▶ **AIM OF THE TASK**
Write out all the material exactly. Leave nothing out.

Records from a collection of figures:
"""
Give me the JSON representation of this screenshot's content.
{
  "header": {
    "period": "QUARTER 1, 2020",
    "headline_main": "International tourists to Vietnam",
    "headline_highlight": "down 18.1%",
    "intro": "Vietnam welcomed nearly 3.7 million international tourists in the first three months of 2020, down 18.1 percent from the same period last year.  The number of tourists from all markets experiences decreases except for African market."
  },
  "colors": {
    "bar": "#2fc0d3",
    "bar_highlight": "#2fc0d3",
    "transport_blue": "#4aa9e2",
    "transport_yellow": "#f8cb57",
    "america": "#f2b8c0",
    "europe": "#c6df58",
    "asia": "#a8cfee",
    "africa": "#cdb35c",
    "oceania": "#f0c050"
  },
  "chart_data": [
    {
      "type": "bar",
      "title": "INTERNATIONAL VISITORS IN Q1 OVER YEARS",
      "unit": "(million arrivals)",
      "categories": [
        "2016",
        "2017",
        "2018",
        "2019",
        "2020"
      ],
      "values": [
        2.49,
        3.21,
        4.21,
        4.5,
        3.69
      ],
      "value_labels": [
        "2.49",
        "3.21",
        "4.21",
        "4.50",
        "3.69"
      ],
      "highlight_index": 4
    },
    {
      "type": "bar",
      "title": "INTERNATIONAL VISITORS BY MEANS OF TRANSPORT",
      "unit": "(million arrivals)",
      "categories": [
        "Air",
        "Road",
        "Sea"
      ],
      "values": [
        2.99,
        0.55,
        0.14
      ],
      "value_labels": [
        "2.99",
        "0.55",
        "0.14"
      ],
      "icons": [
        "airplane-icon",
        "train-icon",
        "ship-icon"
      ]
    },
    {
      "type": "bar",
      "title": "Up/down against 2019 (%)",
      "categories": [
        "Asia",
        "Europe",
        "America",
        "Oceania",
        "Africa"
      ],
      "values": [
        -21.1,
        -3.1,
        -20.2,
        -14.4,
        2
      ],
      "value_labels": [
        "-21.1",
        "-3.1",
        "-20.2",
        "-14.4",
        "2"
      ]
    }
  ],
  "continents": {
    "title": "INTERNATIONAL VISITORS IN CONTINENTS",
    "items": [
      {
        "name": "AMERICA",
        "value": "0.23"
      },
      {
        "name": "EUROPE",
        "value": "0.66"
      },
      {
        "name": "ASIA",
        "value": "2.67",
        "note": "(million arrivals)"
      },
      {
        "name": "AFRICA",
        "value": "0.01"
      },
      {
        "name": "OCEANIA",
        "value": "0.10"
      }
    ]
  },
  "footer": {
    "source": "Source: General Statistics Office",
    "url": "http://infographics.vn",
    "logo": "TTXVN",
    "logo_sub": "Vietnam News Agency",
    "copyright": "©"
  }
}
"""
▶ **WRITTEN SOLUTION**
Give me the JSON representation of this screenshot's content.
{
  "header": {
    "period": "QUARTER 1, 2020",
    "headline_main": "International tourists to Vietnam",
    "headline_highlight": "down 18.1%",
    "intro": "Vietnam welcomed nearly 3.7 million international tourists in the first three months of 2020, down 18.1 percent from the same period last year.  The number of tourists from all markets experiences decreases except for African market."
  },
  "colors": {
    "bar": "#2fc0d3",
    "bar_highlight": "#2fc0d3",
    "transport_blue": "#4aa9e2",
    "transport_yellow": "#f8cb57",
    "america": "#f2b8c0",
    "europe": "#c6df58",
    "asia": "#a8cfee",
    "africa": "#cdb35c",
    "oceania": "#f0c050"
  },
  "chart_data": [
    {
      "type": "bar",
      "title": "INTERNATIONAL VISITORS IN Q1 OVER YEARS",
      "unit": "(million arrivals)",
      "categories": [
        "2016",
        "2017",
        "2018",
        "2019",
        "2020"
      ],
      "values": [
        2.49,
        3.21,
        4.21,
        4.5,
        3.69
      ],
      "value_labels": [
        "2.49",
        "3.21",
        "4.21",
        "4.50",
        "3.69"
      ],
      "highlight_index": 4
    },
    {
      "type": "bar",
      "title": "INTERNATIONAL VISITORS BY MEANS OF TRANSPORT",
      "unit": "(million arrivals)",
      "categories": [
        "Air",
        "Road",
        "Sea"
      ],
      "values": [
        2.99,
        0.55,
        0.14
      ],
      "value_labels": [
        "2.99",
        "0.55",
        "0.14"
      ],
      "icons": [
        "airplane-icon",
        "train-icon",
        "ship-icon"
      ]
    },
    {
      "type": "bar",
      "title": "Up/down against 2019 (%)",
      "categories": [
        "Asia",
        "Europe",
        "America",
        "Oceania",
        "Africa"
      ],
      "values": [
        -21.1,
        -3.1,
        -20.2,
        -14.4,
        2
      ],
      "value_labels": [
        "-21.1",
        "-3.1",
        "-20.2",
        "-14.4",
        "2"
      ]
    }
  ],
  "continents": {
    "title": "INTERNATIONAL VISITORS IN CONTINENTS",
    "items": [
      {
        "name": "AMERICA",
        "value": "0.23"
      },
      {
        "name": "EUROPE",
        "value": "0.66"
      },
      {
        "name": "ASIA",
        "value": "2.67",
        "note": "(million arrivals)"
      },
      {
        "name": "AFRICA",
        "value": "0.01"
      },
      {
        "name": "OCEANIA",
        "value": "0.10"
      }
    ]
  },
  "footer": {
    "source": "Source: General Statistics Office",
    "url": "http://infographics.vn",
    "logo": "TTXVN",
    "logo_sub": "Vietnam News Agency",
    "copyright": "©"
  }
}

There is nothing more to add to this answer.